[START OF INFORMATION SHOWN]

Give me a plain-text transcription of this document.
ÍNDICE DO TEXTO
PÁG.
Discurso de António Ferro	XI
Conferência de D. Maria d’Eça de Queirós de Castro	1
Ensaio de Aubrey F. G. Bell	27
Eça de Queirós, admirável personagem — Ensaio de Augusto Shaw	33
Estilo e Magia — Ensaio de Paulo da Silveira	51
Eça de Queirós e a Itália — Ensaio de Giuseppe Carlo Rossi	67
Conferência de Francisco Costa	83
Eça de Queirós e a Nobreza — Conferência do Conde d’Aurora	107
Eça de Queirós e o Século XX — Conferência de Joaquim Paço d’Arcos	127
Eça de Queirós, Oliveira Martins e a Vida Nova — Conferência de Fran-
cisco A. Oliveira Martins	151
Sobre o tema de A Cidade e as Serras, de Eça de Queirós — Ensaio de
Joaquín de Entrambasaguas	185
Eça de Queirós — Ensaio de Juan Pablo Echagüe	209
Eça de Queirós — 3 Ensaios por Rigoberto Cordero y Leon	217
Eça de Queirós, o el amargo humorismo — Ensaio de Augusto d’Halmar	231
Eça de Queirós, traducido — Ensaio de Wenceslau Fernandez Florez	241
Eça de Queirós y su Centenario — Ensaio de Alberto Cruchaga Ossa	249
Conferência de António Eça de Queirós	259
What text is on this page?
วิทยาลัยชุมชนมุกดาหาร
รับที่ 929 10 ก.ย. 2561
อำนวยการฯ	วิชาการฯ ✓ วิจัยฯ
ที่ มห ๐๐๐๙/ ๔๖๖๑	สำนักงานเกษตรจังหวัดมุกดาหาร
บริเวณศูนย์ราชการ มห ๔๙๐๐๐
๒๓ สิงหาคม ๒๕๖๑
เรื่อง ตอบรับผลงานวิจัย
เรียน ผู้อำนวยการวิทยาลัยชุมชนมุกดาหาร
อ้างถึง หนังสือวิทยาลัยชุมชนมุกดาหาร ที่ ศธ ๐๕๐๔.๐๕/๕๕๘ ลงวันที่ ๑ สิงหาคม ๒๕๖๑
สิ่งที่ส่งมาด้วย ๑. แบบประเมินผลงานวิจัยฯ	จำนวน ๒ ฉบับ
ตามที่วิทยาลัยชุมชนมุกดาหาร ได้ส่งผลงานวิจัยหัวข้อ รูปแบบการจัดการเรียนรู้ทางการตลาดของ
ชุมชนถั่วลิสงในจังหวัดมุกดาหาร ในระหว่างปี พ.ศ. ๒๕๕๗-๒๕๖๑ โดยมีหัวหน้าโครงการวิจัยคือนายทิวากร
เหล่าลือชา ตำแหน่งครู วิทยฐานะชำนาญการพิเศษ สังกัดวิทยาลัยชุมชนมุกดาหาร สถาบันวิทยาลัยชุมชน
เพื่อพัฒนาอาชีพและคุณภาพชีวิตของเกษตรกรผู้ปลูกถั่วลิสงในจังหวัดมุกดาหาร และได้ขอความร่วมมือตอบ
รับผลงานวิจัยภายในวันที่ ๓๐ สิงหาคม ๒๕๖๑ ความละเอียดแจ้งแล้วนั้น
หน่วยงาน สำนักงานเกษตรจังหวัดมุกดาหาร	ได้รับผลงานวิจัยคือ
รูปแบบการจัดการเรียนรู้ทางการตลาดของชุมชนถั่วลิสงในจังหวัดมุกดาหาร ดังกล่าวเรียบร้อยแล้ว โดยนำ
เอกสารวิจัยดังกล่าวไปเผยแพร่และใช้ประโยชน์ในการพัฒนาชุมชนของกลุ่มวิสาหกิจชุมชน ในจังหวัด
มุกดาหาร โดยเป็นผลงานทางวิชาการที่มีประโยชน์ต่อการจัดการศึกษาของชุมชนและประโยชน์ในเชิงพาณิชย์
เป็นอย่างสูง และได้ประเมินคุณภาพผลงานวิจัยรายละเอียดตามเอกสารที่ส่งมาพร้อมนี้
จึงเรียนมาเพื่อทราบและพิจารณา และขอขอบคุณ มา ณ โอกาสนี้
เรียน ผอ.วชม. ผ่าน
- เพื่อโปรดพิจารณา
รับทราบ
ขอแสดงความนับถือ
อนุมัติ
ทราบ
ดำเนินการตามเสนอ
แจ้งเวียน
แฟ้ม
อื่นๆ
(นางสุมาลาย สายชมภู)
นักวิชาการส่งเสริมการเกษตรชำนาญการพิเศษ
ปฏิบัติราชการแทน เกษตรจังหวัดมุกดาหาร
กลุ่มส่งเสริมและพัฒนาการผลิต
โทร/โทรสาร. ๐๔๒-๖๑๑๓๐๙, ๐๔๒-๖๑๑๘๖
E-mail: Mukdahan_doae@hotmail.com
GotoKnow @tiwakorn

[END OF INFORMATION SHOWN]

_DIRECTION_. Make an exact copy of the records.

_EXERCISE RESULT_.
Give me a plain-text transcription of this document.
ÍNDICE DO TEXTO
PÁG.
Discurso de António Ferro	XI
Conferência de D. Maria d’Eça de Queirós de Castro	1
Ensaio de Aubrey F. G. Bell	27
Eça de Queirós, admirável personagem — Ensaio de Augusto Shaw	33
Estilo e Magia — Ensaio de Paulo da Silveira	51
Eça de Queirós e a Itália — Ensaio de Giuseppe Carlo Rossi	67
Conferência de Francisco Costa	83
Eça de Queirós e a Nobreza — Conferência do Conde d’Aurora	107
Eça de Queirós e o Século XX — Conferência de Joaquim Paço d’Arcos	127
Eça de Queirós, Oliveira Martins e a Vida Nova — Conferência de Fran-
cisco A. Oliveira Martins	151
Sobre o tema de A Cidade e as Serras, de Eça de Queirós — Ensaio de
Joaquín de Entrambasaguas	185
Eça de Queirós — Ensaio de Juan Pablo Echagüe	209
Eça de Queirós — 3 Ensaios por Rigoberto Cordero y Leon	217
Eça de Queirós, o el amargo humorismo — Ensaio de Augusto d’Halmar	231
Eça de Queirós, traducido — Ensaio de Wenceslau Fernandez Florez	241
Eça de Queirós y su Centenario — Ensaio de Alberto Cruchaga Ossa	249
Conferência de António Eça de Queirós	259
What text is on this page?
วิทยาลัยชุมชนมุกดาหาร
รับที่ 929 10 ก.ย. 2561
อำนวยการฯ	วิชาการฯ ✓ วิจัยฯ
ที่ มห ๐๐๐๙/ ๔๖๖๑	สำนักงานเกษตรจังหวัดมุกดาหาร
บริเวณศูนย์ราชการ มห ๔๙๐๐๐
๒๓ สิงหาคม ๒๕๖๑
เรื่อง ตอบรับผลงานวิจัย
เรียน ผู้อำนวยการวิทยาลัยชุมชนมุกดาหาร
อ้างถึง หนังสือวิทยาลัยชุมชนมุกดาหาร ที่ ศธ ๐๕๐๔.๐๕/๕๕๘ ลงวันที่ ๑ สิงหาคม ๒๕๖๑
สิ่งที่ส่งมาด้วย ๑. แบบประเมินผลงานวิจัยฯ	จำนวน ๒ ฉบับ
ตามที่วิทยาลัยชุมชนมุกดาหาร ได้ส่งผลงานวิจัยหัวข้อ รูปแบบการจัดการเรียนรู้ทางการตลาดของ
ชุมชนถั่วลิสงในจังหวัดมุกดาหาร ในระหว่างปี พ.ศ. ๒๕๕๗-๒๕๖๑ โดยมีหัวหน้าโครงการวิจัยคือนายทิวากร
เหล่าลือชา ตำแหน่งครู วิทยฐานะชำนาญการพิเศษ สังกัดวิทยาลัยชุมชนมุกดาหาร สถาบันวิทยาลัยชุมชน
เพื่อพัฒนาอาชีพและคุณภาพชีวิตของเกษตรกรผู้ปลูกถั่วลิสงในจังหวัดมุกดาหาร และได้ขอความร่วมมือตอบ
รับผลงานวิจัยภายในวันที่ ๓๐ สิงหาคม ๒๕๖๑ ความละเอียดแจ้งแล้วนั้น
หน่วยงาน สำนักงานเกษตรจังหวัดมุกดาหาร	ได้รับผลงานวิจัยคือ
รูปแบบการจัดการเรียนรู้ทางการตลาดของชุมชนถั่วลิสงในจังหวัดมุกดาหาร ดังกล่าวเรียบร้อยแล้ว โดยนำ
เอกสารวิจัยดังกล่าวไปเผยแพร่และใช้ประโยชน์ในการพัฒนาชุมชนของกลุ่มวิสาหกิจชุมชน ในจังหวัด
มุกดาหาร โดยเป็นผลงานทางวิชาการที่มีประโยชน์ต่อการจัดการศึกษาของชุมชนและประโยชน์ในเชิงพาณิชย์
เป็นอย่างสูง และได้ประเมินคุณภาพผลงานวิจัยรายละเอียดตามเอกสารที่ส่งมาพร้อมนี้
จึงเรียนมาเพื่อทราบและพิจารณา และขอขอบคุณ มา ณ โอกาสนี้
เรียน ผอ.วชม. ผ่าน
- เพื่อโปรดพิจารณา
รับทราบ
ขอแสดงความนับถือ
อนุมัติ
ทราบ
ดำเนินการตามเสนอ
แจ้งเวียน
แฟ้ม
อื่นๆ
(นางสุมาลาย สายชมภู)
นักวิชาการส่งเสริมการเกษตรชำนาญการพิเศษ
ปฏิบัติราชการแทน เกษตรจังหวัดมุกดาหาร
กลุ่มส่งเสริมและพัฒนาการผลิต
โทร/โทรสาร. ๐๔๒-๖๑๑๓๐๙, ๐๔๒-๖๑๑๘๖
E-mail: Mukdahan_doae@hotmail.com
GotoKnow @tiwakorn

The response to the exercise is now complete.